◆ Istruzioni operative ◆
[1] Riproduci fedelmente la parte del discorso sulla crisi delle risorse umane che si apre con le parole "L'intero evento è" e si chiude con "come stavo dicendo...".
[2] Prosegui il discorso sulla seconda crisi climatica, riprendendo subito dopo l'ultima frase riportata.

◆ Brano fornito ◆
□ □ □ □ □

E quattro anni dopo, è stato visto da
quattro... è stato scaricato quattro milioni di volte. Per cui,
suppongo che si possa moltiplicare per circa venti per avere il
numero delle persone che lo hanno visto. E come dice Chris, c'è
una fame... di video di me.
(Risate)
(Applausi)
...non trovate?
(Risate)
L'intero evento è stato un'elaborata
messa in scena per farmene fare un altro, quindi eccolo qui.
(Risate)
Al Gore ha parlato alla conferenza
alla quale ho parlato io quattro anni fa e ha ci ha raccontato
della crisi climatica. E ho menzionato il suo discorso alla fine
del mio discorso. Quindi vorrei riprendere da quel punto perché,
francamente, avevo solo 18 minuti. Quindi, come stavo dicendo...
(Risate)
Lui ha ragione. Voglio dire, c'è una
grave crisi climatica, ovviamente. E penso che coloro che non ci
credono, dovrebbero uscire di più. (Risate) Ma credo che ci sia
anche una seconda crisi climatica, che è altrettanto grave, che
ha le stesse origini e che dobbiamo affrontare con la stessa
urgenza. E intendo - voi magari direte "sono a posto così, me ne
basta una di crisi; non me ne serve un'altra". Ma questa è una
crisi non di risorse naturali, sebbene io credo che esista, ma
una crisi di risorse umane.

□ □ □ □ □

◆ Materiale fornito ◆
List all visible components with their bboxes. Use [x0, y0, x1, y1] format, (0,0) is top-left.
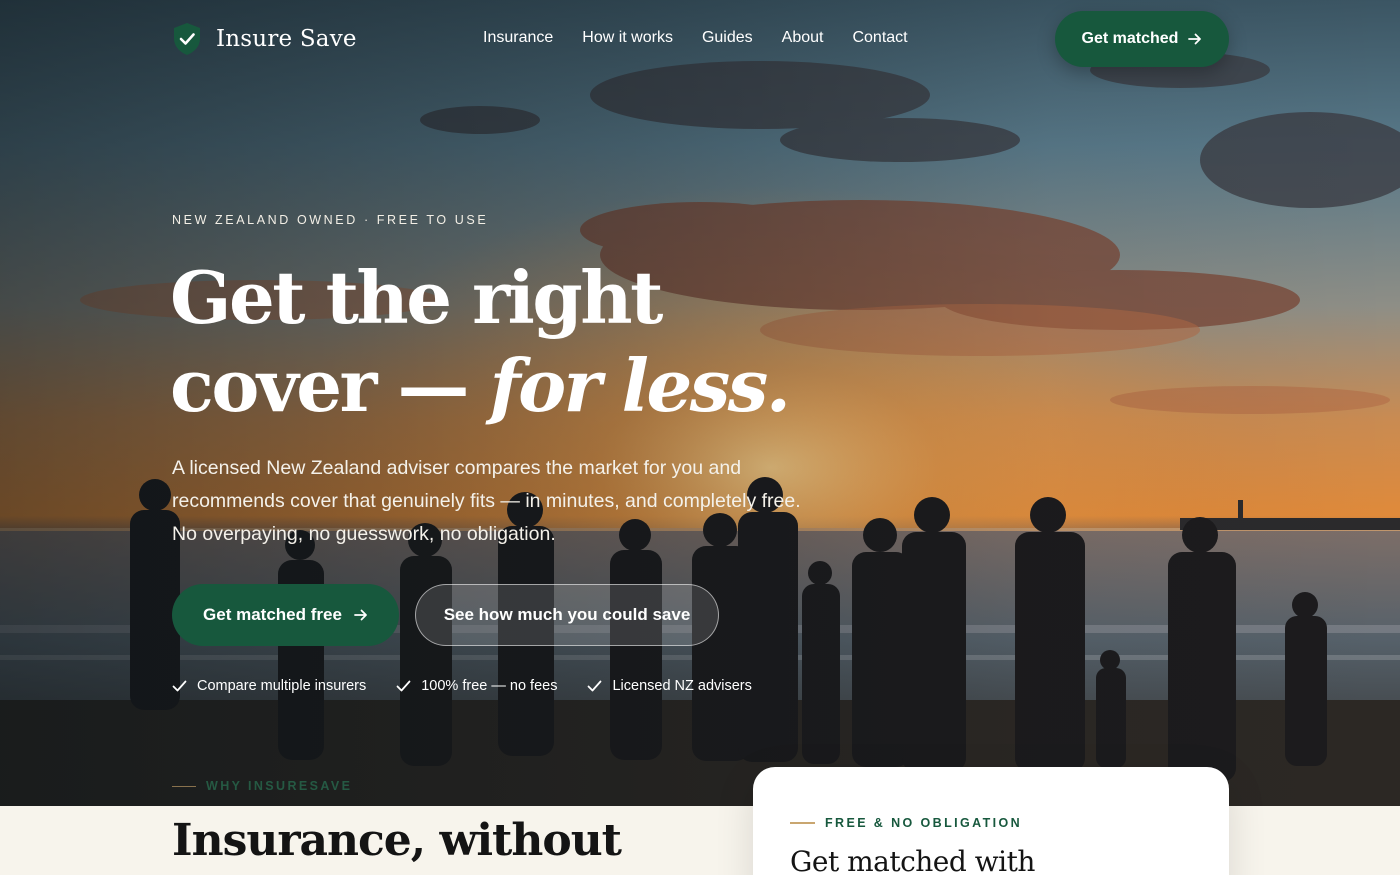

□ □ □ □ □

◆ Risultati finali ◆
[1]
L'intero evento è stato un'elaborata
messa in scena per farmene fare un altro, quindi eccolo qui.
(Risate)
Al Gore ha parlato alla conferenza
alla quale ho parlato io quattro anni fa e ha ci ha raccontato
della crisi climatica. E ho menzionato il suo discorso alla fine
del mio discorso. Quindi vorrei riprendere da quel punto perché,
francamente, avevo solo 18 minuti. Quindi, come stavo dicendo...

[2]
Io credo, fondamentalmente, così come
hanno detto molti relatori nei giorni scorsi, che facciamo un
uso davvero pessimo dei nostri talenti. Moltissime persone
trascorrono l'intera vita senza una reale consapevolezza di
quali possono essere i loro talenti, o se ne hanno qualcuno.
Incontro una miriade di persone che pensano di non essere
davvero brave in niente.
Veramente, adesso divido il mondo in
due gruppi. Jeremy Bentham, il grande filosofo utilitarista, una
volta vivacizzò l'argomento. Disse: "Ci sono due tipi di persone
in questo mondo, quelli che dividono il mondo in due gruppi e
quelli che non lo fanno." (Risate) Ebbene, io lo faccio.
(Risate)
Incontro una miriade di persone che
non sono appassionate di ciò che fanno. Semplicemente
trascorrono la loro vita tirando avanti. Non traggono un grande
piacere da quel che fanno. Lo sopportano, piuttosto che
goderselo e aspettano che arrivi il weekend. Ma incontro anche
persone che amano quel che fanno e non riescono ad immaginare di
far qualcos'altro. Se dici loro "lascia stare, fai altro" si
domandano di che stai parlando. Perché non è quello che fanno ma
è quello che sono. Dicono: "Ma questo sono io. Sarebbe da matti
per me abbandonarlo, perché esprime il me stesso più autentico."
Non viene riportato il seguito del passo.